** Begin Data rows **

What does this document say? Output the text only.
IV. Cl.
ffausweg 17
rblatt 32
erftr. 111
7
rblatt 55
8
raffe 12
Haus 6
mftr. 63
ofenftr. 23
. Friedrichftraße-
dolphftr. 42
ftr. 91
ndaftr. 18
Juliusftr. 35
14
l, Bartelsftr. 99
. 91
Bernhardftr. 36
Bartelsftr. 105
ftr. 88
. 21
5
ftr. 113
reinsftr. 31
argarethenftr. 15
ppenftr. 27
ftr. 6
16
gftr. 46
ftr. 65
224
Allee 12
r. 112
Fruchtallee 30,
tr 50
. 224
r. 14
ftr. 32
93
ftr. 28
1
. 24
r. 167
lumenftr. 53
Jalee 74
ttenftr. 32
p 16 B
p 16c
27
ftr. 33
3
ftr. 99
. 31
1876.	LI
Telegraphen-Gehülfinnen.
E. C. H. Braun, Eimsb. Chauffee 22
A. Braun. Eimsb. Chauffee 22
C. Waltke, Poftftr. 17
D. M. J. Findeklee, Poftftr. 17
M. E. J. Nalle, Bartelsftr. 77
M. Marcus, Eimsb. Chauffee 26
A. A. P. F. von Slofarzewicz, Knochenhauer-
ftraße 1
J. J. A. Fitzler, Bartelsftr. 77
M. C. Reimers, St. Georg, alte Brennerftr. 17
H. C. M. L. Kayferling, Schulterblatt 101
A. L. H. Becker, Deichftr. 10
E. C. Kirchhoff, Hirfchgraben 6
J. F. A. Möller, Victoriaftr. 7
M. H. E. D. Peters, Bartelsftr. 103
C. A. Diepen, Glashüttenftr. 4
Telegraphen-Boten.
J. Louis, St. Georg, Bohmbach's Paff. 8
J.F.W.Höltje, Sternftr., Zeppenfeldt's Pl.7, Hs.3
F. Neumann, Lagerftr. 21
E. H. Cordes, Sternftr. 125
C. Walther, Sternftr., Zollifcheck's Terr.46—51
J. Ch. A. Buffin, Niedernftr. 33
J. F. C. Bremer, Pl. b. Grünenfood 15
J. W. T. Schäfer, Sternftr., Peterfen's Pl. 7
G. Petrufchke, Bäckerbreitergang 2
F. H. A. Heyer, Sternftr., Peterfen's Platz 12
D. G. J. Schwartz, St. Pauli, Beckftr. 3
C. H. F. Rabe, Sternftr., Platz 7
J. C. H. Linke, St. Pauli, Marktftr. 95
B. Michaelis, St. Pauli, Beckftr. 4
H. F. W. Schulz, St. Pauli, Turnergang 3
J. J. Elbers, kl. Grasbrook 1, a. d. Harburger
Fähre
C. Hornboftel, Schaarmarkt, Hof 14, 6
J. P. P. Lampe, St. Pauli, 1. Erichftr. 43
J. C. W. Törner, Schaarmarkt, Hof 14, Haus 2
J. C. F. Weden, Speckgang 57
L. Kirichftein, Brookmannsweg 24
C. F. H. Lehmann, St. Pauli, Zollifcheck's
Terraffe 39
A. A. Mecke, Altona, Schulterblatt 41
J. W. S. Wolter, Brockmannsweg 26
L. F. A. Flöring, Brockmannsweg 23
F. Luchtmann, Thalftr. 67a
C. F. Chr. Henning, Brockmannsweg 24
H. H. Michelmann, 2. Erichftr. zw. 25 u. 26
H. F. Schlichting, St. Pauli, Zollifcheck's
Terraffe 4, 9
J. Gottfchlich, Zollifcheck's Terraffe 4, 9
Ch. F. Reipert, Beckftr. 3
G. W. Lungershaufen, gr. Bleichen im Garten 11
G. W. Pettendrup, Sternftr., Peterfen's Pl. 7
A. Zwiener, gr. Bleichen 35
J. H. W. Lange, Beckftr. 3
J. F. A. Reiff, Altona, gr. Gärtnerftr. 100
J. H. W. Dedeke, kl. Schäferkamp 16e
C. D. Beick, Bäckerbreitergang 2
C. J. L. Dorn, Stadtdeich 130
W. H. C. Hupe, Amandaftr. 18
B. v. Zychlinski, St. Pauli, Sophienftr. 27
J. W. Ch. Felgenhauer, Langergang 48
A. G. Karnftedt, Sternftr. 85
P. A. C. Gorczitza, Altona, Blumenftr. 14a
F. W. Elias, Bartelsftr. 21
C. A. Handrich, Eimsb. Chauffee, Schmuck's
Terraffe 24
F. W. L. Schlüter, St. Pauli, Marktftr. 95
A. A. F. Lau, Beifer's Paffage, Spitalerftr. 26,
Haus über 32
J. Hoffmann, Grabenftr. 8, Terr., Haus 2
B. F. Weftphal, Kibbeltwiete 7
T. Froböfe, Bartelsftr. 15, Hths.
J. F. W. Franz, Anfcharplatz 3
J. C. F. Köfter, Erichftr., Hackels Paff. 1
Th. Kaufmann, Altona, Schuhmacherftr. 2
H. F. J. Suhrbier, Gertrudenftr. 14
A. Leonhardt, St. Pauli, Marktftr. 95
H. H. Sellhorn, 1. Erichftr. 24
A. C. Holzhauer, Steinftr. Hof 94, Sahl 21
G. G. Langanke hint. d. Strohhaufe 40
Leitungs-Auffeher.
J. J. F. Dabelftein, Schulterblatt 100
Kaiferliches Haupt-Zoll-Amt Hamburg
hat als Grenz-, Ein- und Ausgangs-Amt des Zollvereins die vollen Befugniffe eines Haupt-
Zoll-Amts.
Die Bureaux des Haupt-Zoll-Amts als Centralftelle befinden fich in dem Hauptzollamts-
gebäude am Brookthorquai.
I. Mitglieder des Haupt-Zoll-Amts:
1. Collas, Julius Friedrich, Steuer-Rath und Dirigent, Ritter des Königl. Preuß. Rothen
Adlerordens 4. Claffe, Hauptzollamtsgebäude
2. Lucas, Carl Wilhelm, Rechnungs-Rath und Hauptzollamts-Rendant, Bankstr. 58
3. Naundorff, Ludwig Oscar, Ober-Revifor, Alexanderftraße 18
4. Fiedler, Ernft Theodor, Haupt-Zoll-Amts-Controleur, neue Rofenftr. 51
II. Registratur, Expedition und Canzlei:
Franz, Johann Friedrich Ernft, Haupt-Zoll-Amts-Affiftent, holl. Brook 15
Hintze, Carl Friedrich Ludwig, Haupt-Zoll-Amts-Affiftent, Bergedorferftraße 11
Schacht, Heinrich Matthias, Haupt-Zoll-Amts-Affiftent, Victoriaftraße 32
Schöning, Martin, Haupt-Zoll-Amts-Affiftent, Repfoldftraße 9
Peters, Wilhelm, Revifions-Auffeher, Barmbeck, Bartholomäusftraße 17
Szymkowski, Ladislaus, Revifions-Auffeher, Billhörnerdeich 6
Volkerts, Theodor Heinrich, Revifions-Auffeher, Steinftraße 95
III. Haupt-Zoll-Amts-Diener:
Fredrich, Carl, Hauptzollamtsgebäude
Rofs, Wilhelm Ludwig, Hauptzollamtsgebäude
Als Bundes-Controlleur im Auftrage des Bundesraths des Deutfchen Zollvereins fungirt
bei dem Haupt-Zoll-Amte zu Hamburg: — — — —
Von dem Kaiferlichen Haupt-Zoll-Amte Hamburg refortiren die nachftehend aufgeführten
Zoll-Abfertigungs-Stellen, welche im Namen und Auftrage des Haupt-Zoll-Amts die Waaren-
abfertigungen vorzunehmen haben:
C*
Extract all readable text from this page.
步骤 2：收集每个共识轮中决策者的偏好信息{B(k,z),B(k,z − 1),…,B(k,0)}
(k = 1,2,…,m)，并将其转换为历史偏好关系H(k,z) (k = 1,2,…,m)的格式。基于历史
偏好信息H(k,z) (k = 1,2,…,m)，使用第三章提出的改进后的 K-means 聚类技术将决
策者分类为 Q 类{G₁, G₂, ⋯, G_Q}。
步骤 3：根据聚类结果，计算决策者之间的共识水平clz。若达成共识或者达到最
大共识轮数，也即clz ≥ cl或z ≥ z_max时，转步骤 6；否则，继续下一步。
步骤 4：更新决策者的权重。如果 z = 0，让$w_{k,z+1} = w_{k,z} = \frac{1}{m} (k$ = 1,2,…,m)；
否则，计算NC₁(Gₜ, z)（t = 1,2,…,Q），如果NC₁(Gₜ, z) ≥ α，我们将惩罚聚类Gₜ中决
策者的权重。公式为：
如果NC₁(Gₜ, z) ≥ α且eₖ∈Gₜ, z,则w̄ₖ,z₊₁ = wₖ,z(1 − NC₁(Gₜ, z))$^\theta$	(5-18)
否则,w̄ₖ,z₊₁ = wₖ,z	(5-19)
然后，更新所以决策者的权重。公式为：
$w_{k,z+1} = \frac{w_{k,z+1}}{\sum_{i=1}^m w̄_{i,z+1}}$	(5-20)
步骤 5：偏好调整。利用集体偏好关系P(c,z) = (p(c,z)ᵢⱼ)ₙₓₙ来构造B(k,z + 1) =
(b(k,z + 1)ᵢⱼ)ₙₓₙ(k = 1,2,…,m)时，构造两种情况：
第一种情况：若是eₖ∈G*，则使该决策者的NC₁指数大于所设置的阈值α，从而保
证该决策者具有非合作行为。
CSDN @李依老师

** End Data rows **

**Set problem**
Report how many lines of the records above contain the word "Bleichen", giving only the number.

**Answer to the exercise**
2